■ DATASET ENTRIES
#####
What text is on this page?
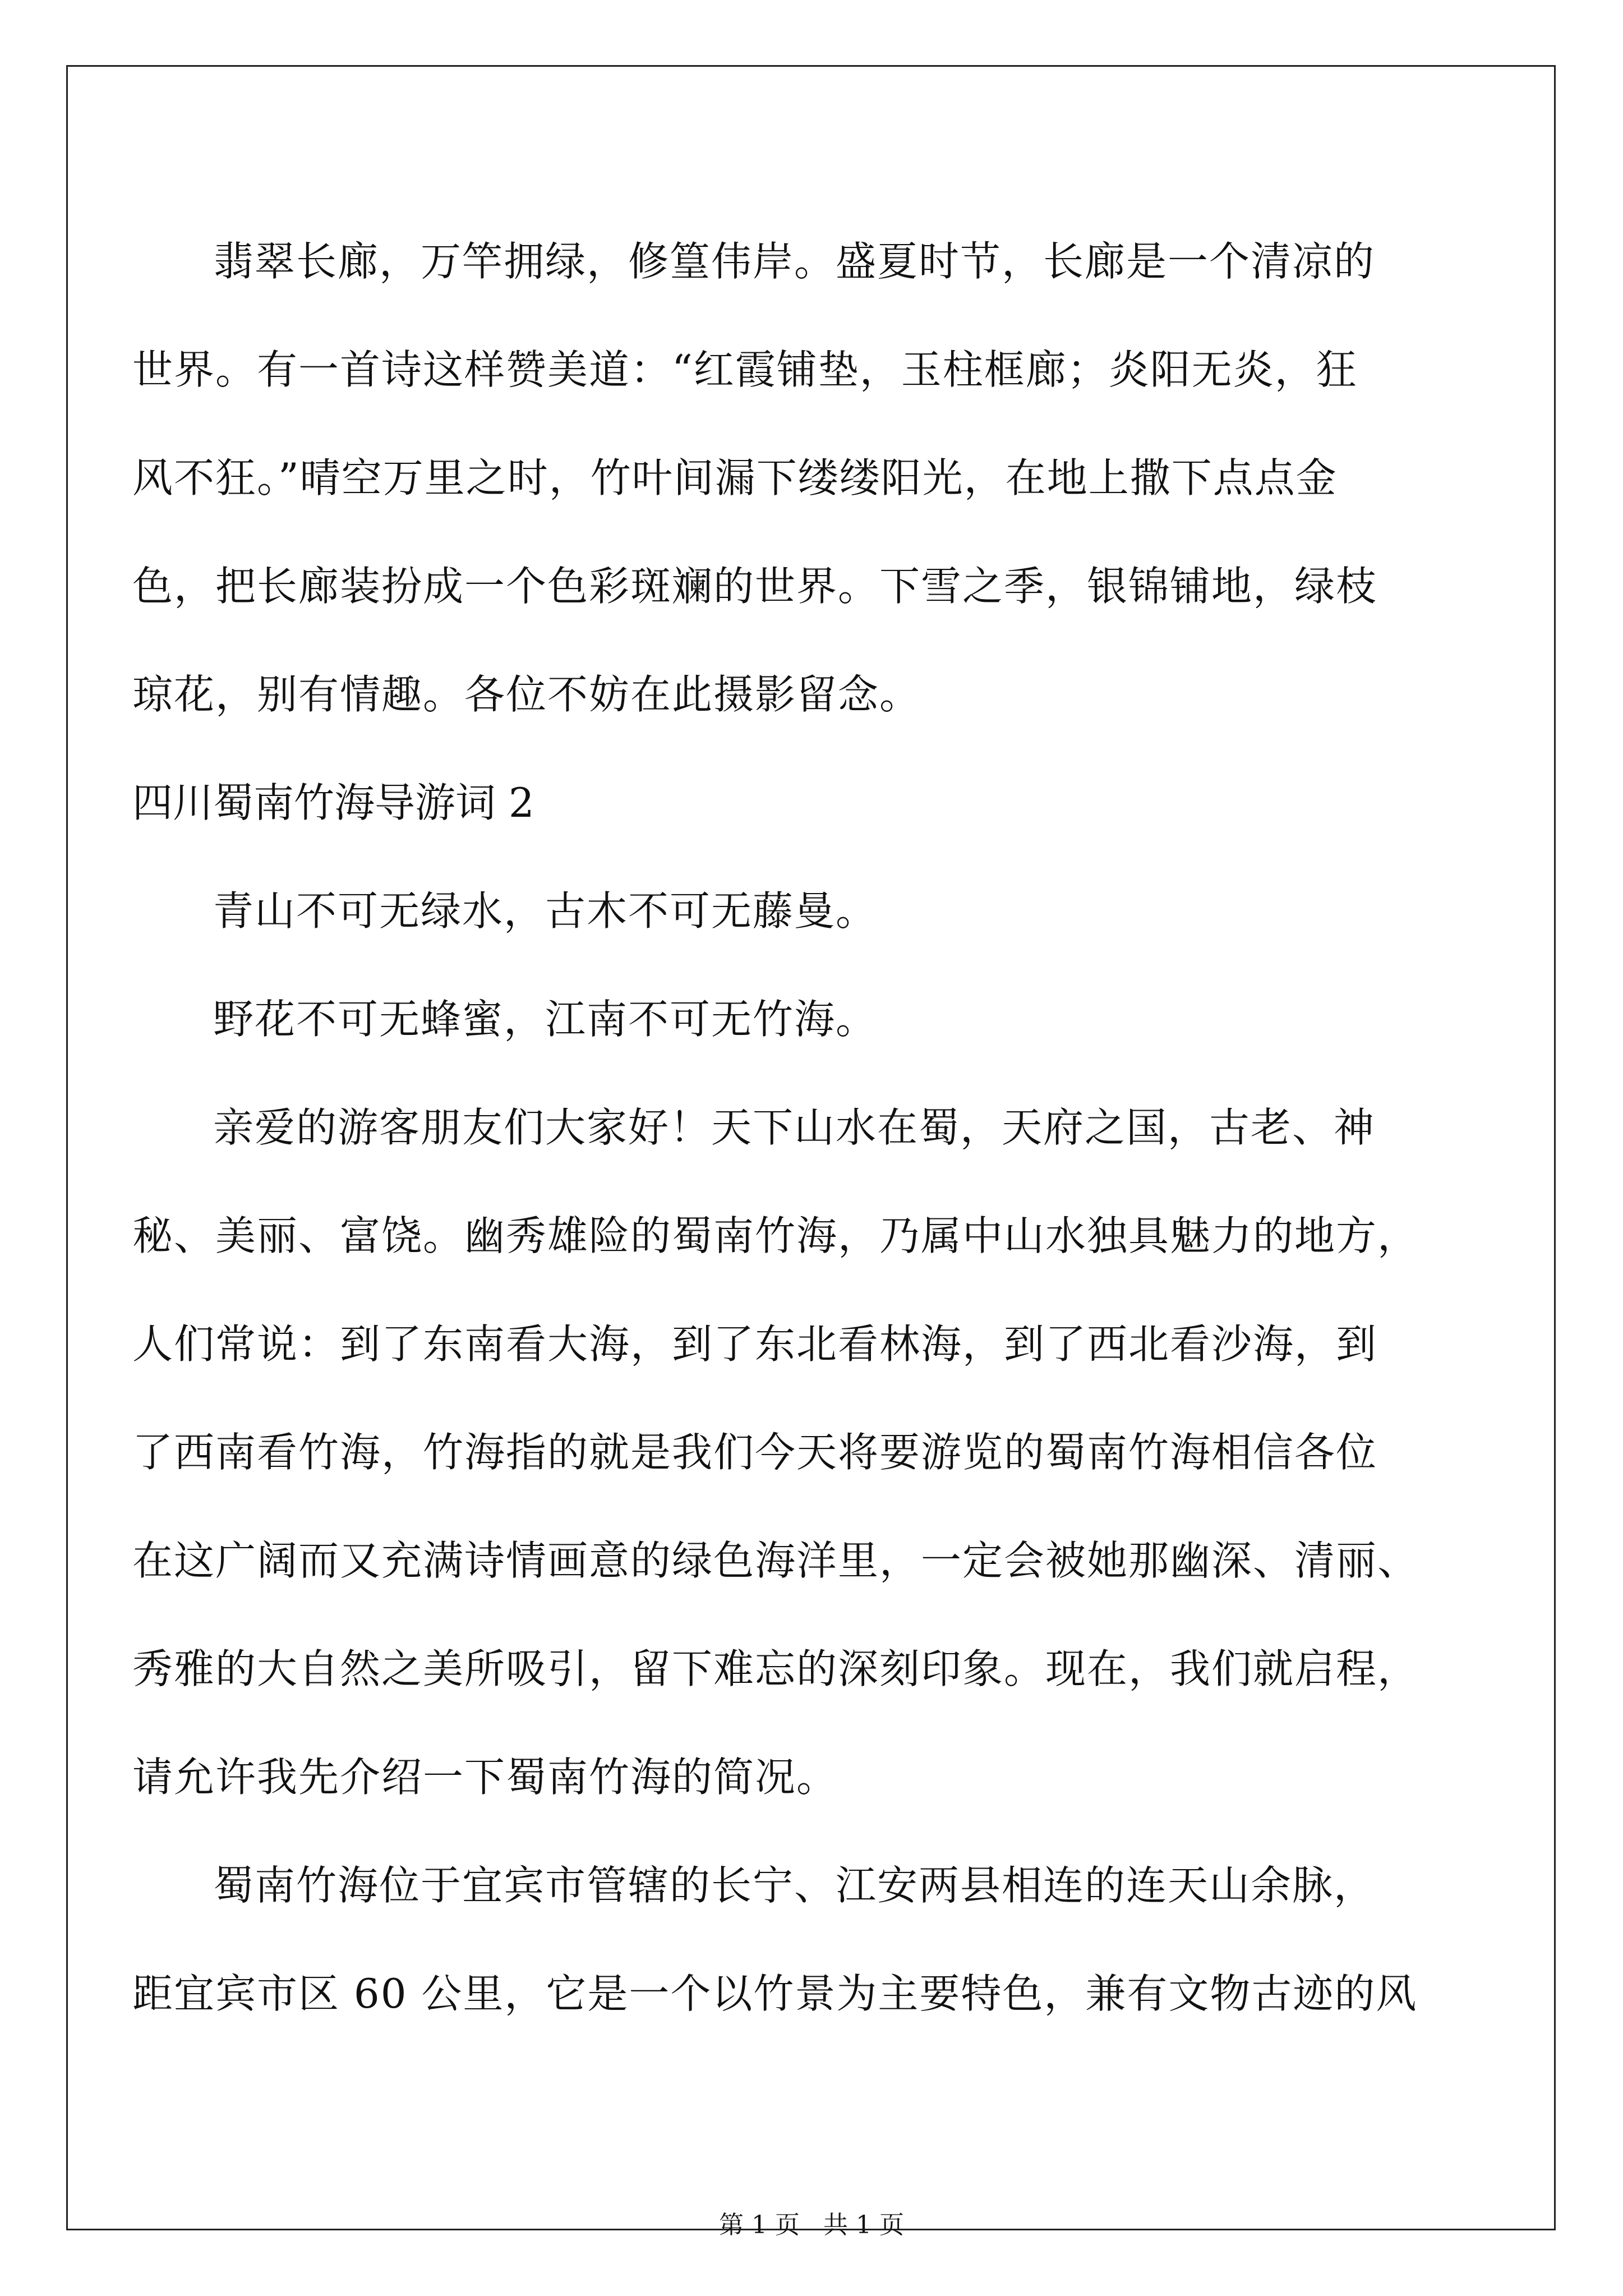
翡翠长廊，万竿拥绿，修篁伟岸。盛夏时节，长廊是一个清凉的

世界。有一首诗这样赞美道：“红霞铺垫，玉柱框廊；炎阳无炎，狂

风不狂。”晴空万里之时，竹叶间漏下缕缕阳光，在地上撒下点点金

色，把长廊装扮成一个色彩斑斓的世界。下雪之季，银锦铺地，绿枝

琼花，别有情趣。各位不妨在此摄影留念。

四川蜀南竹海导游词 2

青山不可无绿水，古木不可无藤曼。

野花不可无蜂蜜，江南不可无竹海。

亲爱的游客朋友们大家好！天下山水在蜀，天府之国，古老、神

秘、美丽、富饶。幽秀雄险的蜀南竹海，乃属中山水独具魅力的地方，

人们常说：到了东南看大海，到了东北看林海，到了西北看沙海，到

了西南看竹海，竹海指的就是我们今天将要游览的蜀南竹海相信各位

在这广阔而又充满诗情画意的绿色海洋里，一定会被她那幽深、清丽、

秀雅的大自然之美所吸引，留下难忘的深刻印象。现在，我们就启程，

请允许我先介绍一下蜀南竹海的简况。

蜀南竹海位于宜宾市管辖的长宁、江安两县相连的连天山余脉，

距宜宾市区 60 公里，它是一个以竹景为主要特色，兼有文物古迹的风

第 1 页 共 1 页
#####
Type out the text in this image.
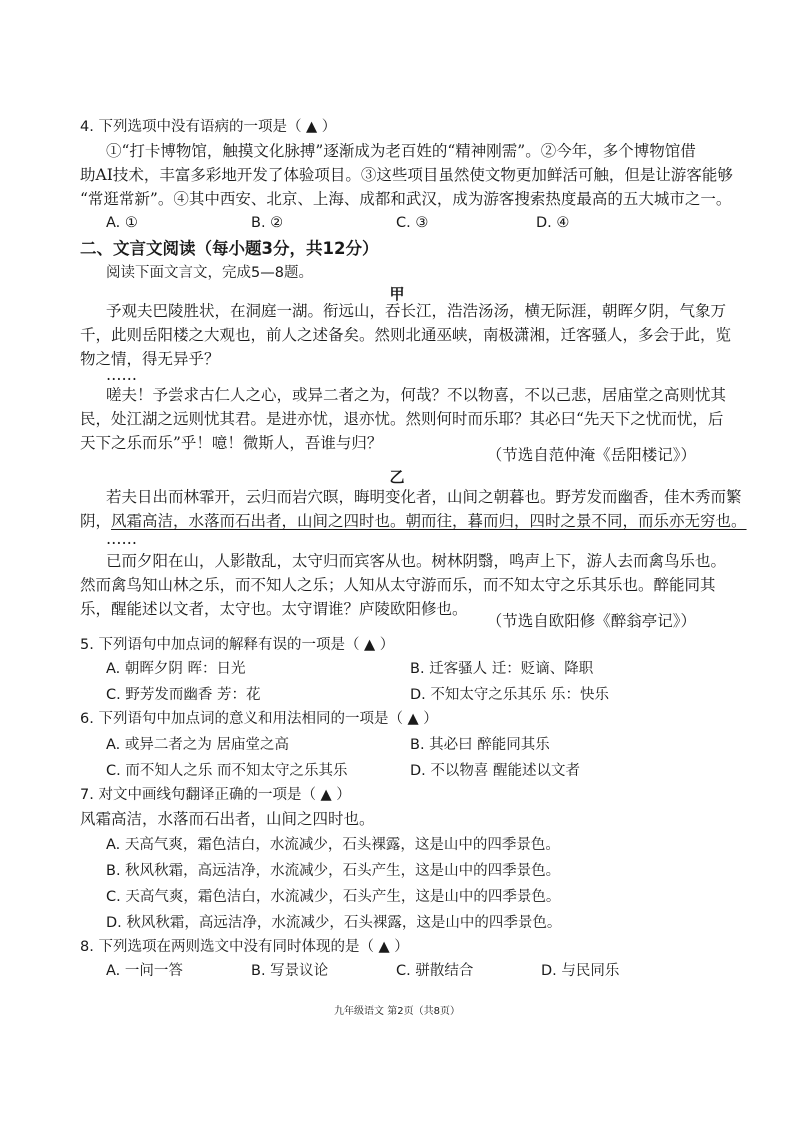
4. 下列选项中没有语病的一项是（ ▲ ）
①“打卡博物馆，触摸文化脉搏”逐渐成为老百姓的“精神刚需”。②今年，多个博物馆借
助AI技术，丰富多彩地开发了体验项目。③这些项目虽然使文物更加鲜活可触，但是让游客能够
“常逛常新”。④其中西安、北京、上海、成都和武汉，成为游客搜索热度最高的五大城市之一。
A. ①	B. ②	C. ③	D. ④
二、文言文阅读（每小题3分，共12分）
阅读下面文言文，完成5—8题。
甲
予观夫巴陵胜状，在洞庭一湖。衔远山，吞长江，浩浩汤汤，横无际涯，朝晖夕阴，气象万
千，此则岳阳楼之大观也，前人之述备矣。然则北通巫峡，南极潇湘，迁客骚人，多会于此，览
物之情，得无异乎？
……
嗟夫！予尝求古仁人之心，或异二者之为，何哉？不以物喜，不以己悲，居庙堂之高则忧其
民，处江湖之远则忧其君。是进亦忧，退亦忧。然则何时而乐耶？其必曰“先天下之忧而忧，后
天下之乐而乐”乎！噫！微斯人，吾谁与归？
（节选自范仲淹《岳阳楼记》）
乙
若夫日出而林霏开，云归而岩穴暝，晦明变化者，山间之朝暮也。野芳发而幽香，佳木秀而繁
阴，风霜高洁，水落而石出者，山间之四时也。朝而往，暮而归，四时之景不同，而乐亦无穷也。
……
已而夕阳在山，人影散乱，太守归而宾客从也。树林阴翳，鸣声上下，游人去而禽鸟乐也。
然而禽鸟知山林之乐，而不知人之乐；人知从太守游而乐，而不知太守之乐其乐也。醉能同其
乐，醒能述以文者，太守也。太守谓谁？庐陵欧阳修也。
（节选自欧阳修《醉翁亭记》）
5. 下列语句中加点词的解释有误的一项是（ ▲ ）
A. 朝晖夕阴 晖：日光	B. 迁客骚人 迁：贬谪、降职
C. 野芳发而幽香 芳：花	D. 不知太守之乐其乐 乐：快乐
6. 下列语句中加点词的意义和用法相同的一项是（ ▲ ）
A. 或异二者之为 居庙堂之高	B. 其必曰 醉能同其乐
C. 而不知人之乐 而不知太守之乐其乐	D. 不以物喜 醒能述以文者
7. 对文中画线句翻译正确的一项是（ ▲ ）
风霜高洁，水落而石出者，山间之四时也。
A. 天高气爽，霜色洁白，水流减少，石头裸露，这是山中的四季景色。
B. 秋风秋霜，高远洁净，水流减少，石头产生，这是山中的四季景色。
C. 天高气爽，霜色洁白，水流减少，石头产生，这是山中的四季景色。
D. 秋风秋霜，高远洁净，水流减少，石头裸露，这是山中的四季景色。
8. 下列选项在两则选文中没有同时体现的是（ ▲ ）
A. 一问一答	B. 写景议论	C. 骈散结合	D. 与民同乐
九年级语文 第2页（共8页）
#####
■ WRITTEN EXERCISE
Pick out the lines that include the word "石头裸露" and write them out.

■ EXERCISE RESULT
A. 天高气爽，霜色洁白，水流减少，石头裸露，这是山中的四季景色。
D. 秋风秋霜，高远洁净，水流减少，石头裸露，这是山中的四季景色。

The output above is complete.